> _Ausgewählte Textstelle_:
"""
Radix malorum est cupiditas - Zu Chaucers "Pardoner's Tale" - Quellen und Hintergründe


Hausarbeit (Hauptseminar), 2006

20 Seiten, Note: 1,7


Leseprobe


Inhalt

I Einleitung

II Strukturelle Analyse

III Stoff und Quellen

IV Chaucers Bearbeitung
IV.1 Tod dem Tod – Die Queste der drei Gefährten
IV.2 Der alte Mann

V Erzählung vs. Predigt
V.1 Elemente der Predigt
V.2 Predigende Erzählung – Erzählende Predigt

VI Schlussbemerkung

VII Bibliographie

I Einleitung

„Habgier ist die Wurzel allen Übels.“ Unter diese Motto stellt der Pardoner seine tale und führt mit seiner Geschichte über die drei riotoures auch gleich ein Exemplum dafür vor. Obwohl als bekannte Volkssage weit verbreitet, ist diese Geschichte in Chaucers Version auch einzigartig, und verdient damit unsere Aufmerksamkeit.

Ich möchte mich in dieser Arbeit mit dem Stoff eben dieser Geschichte und ihren Quellen auseinandersetzen, untersuchen, was Chaucers Version so einzigartig macht, und seinem Experiment mit der Gattung der Predigt, von dem die Pardoner’s Tale einen Teil darstellt, nachspüren.
"""
> _Einträge zu markierten Bereichen_:
"""
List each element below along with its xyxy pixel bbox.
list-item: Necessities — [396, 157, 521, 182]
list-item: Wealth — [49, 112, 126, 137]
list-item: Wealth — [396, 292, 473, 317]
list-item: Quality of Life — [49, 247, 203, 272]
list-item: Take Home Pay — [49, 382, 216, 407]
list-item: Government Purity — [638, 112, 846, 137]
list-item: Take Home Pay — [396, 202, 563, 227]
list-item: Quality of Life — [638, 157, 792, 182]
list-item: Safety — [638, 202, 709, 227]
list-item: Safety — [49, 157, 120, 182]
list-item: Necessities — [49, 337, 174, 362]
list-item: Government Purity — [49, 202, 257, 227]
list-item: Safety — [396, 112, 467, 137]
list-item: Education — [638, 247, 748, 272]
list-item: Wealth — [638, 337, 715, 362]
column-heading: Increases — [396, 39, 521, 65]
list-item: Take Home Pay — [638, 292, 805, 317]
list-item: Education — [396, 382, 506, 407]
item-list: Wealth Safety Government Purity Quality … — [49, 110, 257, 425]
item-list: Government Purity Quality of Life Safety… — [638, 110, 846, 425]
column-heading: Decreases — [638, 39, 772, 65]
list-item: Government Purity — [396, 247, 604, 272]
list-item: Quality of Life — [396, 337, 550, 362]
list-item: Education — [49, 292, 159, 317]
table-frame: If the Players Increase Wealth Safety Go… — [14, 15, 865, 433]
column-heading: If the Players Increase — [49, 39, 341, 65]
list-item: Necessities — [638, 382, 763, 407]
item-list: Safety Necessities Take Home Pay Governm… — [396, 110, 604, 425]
"""
> _Aufgaben_:
**1)** Beantworten Sie anhand der Textstelle zur „Pardoner's Tale“ die folgenden Fragen:
(a) Unter welches Motto stellt der Pardoner seine tale?
(b) Um welche Art von Arbeit handelt es sich, und aus welchem Jahr stammt sie?
(c) Wie lauten die Überschriften der beiden Unterkapitel von Kapitel V?
**2)** Erklären Sie mit der Begründung aus der Textstelle zur „Pardoner's Tale“, warum die Geschichte über die drei riotoures laut Einleitung Aufmerksamkeit verdient.

> _Lösungen_:
**1)**
(a) „Habgier ist die Wurzel allen Übels.“
(b) Um eine Hausarbeit im Hauptseminar aus dem Jahr 2006.
(c) „Elemente der Predigt“ und „Predigende Erzählung – Erzählende Predigt“.

**2)** Die Geschichte ist als bekannte Volkssage zwar weit verbreitet, in Chaucers Version aber einzigartig. Wegen dieser Einzigartigkeit verdient sie Aufmerksamkeit.